§ TASK OBJECTIVE: Copy out each line that has "structured" in it.

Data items
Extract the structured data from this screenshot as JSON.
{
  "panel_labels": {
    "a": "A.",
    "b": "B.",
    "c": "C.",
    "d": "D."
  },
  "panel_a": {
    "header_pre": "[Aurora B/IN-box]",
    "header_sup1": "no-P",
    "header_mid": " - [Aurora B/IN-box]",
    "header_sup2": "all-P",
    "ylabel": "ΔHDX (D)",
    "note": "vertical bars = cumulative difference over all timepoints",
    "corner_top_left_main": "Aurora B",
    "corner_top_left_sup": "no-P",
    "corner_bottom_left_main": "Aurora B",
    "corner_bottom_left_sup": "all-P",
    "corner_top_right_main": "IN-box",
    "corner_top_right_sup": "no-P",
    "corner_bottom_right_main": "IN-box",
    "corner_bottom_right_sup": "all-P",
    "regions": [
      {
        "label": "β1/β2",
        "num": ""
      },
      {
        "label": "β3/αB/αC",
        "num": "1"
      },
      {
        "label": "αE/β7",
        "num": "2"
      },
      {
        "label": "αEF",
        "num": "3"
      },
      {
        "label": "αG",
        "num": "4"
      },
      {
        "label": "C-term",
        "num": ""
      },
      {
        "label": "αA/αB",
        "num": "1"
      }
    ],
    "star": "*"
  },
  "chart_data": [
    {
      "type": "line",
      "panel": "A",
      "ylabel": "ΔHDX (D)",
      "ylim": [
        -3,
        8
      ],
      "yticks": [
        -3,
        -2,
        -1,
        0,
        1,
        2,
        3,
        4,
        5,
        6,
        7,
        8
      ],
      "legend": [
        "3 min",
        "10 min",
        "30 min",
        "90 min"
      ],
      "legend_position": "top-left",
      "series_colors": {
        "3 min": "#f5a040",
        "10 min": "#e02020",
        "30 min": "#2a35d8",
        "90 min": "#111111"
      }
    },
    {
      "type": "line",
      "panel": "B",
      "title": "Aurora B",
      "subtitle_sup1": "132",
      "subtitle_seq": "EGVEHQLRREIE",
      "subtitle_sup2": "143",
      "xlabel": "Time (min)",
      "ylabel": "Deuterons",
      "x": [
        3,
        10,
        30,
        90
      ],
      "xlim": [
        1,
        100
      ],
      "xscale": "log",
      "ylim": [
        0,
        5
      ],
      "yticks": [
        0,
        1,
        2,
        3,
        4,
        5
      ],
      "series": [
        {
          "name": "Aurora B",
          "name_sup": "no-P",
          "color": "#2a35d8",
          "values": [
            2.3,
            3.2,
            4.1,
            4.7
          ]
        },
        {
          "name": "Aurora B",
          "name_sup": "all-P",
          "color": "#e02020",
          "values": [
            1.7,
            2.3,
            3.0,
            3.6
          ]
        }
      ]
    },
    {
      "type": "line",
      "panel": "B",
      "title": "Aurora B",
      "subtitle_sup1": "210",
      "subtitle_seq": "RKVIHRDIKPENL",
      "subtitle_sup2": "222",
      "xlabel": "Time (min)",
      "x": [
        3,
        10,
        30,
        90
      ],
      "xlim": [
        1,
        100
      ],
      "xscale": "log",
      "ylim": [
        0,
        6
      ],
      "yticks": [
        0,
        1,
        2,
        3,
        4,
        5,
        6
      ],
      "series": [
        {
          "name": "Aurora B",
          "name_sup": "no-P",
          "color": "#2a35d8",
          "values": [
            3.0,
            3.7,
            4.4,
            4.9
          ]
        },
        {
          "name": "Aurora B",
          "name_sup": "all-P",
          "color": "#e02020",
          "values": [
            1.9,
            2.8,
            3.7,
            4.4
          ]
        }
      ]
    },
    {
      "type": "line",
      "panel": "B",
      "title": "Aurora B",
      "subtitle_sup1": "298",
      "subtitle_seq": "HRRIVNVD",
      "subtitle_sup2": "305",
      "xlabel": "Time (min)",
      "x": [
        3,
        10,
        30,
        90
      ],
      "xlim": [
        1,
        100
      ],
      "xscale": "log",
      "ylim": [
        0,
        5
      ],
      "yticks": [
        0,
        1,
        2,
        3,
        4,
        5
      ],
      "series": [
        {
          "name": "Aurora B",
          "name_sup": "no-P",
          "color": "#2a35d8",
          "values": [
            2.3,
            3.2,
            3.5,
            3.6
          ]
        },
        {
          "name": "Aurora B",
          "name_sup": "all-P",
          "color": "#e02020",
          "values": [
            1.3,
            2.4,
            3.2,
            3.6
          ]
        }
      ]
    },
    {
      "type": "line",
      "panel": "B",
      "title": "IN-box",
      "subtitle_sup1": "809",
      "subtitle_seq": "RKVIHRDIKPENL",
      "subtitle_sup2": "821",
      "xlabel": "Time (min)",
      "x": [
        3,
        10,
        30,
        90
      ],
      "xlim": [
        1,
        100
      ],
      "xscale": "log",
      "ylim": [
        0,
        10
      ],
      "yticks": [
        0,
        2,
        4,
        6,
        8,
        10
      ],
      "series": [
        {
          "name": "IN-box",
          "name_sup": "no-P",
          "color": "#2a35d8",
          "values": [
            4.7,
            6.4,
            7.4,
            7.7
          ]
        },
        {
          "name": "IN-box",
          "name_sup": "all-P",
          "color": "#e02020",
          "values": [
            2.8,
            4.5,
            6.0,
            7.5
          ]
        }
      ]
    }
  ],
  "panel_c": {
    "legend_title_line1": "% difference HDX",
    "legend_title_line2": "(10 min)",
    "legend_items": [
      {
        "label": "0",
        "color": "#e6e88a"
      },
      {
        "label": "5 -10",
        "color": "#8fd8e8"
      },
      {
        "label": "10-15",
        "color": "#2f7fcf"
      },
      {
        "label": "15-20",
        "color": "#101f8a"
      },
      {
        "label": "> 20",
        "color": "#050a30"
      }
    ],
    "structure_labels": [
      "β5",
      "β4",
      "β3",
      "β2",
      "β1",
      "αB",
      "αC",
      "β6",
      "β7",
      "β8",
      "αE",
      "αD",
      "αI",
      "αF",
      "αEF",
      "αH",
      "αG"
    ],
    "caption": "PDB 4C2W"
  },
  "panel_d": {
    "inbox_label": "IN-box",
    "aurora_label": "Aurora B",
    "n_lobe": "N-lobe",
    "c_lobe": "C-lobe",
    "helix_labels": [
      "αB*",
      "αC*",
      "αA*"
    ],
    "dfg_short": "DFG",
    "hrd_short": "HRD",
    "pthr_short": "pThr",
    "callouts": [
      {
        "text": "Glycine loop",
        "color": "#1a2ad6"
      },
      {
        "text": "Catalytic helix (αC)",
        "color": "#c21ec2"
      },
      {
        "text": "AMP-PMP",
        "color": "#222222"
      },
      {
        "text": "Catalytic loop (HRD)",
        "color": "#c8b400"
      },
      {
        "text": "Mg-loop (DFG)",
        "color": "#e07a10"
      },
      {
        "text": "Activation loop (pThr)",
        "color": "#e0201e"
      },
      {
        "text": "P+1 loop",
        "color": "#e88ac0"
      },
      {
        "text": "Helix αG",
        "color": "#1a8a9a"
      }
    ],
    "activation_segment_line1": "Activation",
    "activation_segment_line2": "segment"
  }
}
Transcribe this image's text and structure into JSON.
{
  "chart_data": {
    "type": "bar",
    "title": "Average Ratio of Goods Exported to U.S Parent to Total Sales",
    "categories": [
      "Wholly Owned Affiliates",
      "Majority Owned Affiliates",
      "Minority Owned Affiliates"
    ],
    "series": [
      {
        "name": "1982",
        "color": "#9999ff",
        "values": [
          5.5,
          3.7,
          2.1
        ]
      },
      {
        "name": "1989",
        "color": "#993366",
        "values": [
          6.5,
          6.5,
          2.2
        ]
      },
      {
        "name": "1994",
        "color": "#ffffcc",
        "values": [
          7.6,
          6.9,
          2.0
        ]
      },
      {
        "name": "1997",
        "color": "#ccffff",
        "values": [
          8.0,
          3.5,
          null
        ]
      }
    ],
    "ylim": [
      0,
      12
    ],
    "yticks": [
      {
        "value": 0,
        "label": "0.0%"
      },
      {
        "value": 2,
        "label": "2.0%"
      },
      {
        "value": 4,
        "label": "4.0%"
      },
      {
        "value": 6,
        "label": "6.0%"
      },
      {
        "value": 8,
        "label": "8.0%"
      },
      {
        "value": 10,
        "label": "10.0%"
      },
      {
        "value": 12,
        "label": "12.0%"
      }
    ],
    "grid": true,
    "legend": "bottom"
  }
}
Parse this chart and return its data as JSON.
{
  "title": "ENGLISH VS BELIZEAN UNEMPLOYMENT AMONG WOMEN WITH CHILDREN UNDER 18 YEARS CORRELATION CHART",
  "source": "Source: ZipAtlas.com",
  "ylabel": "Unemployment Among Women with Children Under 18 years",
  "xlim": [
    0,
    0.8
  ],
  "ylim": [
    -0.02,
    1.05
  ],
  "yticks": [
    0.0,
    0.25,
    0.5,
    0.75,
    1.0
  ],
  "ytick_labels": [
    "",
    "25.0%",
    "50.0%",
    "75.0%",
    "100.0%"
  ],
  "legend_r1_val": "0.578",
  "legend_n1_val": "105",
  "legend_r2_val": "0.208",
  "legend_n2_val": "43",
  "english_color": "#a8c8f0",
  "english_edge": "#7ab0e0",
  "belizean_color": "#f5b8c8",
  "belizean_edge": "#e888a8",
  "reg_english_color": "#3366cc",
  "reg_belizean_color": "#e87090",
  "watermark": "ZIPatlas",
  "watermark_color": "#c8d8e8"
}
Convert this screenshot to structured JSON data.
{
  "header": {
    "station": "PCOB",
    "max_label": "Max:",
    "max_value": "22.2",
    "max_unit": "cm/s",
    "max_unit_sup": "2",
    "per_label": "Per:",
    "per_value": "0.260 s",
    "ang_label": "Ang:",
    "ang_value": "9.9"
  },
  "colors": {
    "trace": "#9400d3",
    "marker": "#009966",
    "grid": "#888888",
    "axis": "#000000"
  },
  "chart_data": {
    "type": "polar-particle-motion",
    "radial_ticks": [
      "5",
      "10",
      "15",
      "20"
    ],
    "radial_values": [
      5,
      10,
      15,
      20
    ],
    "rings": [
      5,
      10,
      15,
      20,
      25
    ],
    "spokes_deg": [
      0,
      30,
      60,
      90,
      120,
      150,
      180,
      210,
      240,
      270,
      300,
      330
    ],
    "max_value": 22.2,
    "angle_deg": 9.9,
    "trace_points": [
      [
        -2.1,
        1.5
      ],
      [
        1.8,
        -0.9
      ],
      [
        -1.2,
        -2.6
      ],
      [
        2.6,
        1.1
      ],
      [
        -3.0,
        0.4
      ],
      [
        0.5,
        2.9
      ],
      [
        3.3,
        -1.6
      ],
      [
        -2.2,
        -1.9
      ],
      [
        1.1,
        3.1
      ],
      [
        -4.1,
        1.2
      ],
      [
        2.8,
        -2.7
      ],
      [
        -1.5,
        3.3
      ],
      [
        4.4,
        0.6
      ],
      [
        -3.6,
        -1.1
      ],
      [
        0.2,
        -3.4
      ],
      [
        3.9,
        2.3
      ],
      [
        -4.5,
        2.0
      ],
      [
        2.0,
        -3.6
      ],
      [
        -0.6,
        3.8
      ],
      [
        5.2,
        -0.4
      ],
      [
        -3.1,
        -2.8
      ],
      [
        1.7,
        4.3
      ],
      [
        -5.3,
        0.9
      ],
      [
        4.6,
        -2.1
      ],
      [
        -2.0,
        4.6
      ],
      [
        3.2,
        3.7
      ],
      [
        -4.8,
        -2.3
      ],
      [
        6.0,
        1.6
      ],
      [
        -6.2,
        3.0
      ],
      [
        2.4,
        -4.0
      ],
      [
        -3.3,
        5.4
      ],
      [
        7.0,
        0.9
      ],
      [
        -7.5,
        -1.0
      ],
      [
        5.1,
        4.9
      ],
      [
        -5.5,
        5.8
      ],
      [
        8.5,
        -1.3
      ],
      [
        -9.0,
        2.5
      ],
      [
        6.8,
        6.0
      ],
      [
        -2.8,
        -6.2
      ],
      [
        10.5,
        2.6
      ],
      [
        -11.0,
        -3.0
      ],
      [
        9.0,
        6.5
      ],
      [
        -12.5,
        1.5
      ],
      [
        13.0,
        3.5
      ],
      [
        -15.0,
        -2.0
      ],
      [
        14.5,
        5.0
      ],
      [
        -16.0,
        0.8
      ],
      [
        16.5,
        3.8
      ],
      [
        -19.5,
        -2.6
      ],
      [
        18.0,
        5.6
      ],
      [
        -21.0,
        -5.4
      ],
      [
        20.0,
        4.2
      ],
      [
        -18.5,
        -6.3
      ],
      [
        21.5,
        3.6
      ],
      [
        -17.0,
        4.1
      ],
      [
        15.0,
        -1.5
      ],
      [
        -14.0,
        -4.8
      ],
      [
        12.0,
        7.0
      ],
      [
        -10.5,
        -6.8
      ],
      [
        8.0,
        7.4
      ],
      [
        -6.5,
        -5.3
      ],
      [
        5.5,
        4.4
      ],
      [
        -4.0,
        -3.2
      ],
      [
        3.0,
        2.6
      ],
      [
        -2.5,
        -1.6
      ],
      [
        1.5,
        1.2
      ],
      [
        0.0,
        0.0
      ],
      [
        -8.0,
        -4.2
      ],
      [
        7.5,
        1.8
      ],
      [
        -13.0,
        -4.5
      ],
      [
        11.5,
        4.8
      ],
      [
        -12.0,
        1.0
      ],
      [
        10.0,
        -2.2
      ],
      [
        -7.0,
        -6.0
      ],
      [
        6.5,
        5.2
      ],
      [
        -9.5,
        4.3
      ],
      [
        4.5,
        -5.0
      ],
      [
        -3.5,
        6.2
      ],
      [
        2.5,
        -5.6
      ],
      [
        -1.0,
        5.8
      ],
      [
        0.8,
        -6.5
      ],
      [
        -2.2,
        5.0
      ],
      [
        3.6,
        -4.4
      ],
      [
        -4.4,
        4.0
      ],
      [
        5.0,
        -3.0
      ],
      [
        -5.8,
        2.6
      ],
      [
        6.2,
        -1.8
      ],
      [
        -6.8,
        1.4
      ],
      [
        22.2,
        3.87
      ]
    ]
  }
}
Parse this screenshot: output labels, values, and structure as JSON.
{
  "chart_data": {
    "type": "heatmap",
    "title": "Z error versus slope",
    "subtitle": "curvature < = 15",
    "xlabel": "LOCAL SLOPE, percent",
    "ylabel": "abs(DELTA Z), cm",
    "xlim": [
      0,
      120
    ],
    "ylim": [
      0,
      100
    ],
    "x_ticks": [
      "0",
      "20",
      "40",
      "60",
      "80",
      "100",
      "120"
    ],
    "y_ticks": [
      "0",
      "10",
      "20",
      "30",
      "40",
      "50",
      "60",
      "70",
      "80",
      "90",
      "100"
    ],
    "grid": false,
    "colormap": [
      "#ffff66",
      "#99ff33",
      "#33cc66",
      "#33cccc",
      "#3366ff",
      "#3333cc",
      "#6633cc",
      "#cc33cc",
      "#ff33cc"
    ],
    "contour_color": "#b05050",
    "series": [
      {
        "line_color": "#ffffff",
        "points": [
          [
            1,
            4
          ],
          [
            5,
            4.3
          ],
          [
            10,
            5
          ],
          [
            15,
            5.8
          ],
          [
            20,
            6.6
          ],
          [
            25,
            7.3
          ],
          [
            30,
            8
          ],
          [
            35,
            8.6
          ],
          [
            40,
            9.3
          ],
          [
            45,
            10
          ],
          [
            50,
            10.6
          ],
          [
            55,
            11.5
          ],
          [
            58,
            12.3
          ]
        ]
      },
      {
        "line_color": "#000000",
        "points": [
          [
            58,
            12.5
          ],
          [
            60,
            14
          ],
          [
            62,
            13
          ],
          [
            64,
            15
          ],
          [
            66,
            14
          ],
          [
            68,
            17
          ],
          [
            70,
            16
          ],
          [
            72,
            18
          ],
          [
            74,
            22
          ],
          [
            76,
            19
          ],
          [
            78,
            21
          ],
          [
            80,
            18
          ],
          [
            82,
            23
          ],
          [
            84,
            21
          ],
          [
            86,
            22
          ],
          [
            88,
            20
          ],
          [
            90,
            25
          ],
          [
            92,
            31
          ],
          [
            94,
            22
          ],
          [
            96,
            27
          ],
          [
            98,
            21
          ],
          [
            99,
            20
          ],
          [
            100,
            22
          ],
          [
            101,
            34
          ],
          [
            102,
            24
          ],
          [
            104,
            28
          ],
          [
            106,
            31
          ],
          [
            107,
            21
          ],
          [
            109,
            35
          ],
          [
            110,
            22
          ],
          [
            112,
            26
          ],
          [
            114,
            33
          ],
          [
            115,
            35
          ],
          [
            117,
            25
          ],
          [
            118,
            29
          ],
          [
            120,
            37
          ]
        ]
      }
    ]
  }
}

§ RESULT OF THE TASK:
Extract the structured data from this screenshot as JSON.
Convert this screenshot to structured JSON data.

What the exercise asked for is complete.